Copy out the listing that follows, exact in every word, and skip the images.

* BEGIN The data *

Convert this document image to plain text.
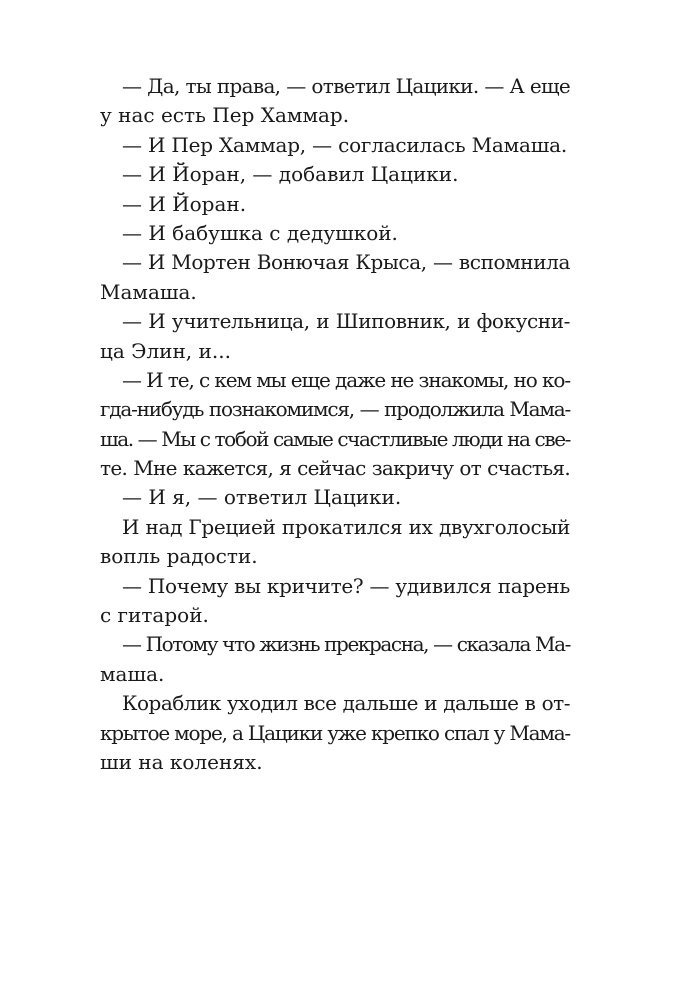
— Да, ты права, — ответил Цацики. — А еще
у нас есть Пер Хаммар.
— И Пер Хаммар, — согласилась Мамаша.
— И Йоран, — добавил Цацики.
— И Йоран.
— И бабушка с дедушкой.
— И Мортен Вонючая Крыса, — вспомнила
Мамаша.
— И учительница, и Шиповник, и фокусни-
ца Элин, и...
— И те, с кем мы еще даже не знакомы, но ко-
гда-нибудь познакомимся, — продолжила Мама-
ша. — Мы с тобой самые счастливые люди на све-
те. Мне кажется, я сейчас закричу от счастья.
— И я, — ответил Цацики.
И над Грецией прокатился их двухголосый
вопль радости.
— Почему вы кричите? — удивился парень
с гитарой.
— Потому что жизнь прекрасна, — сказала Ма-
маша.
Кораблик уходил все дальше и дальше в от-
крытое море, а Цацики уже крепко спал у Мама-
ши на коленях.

* END The data *

§ Full solution
Convert this document image to plain text.
— Да, ты права, — ответил Цацики. — А еще
у нас есть Пер Хаммар.
— И Пер Хаммар, — согласилась Мамаша.
— И Йоран, — добавил Цацики.
— И Йоран.
— И бабушка с дедушкой.
— И Мортен Вонючая Крыса, — вспомнила
Мамаша.
— И учительница, и Шиповник, и фокусни-
ца Элин, и...
— И те, с кем мы еще даже не знакомы, но ко-
гда-нибудь познакомимся, — продолжила Мама-
ша. — Мы с тобой самые счастливые люди на све-
те. Мне кажется, я сейчас закричу от счастья.
— И я, — ответил Цацики.
И над Грецией прокатился их двухголосый
вопль радости.
— Почему вы кричите? — удивился парень
с гитарой.
— Потому что жизнь прекрасна, — сказала Ма-
маша.
Кораблик уходил все дальше и дальше в от-
крытое море, а Цацики уже крепко спал у Мама-
ши на коленях.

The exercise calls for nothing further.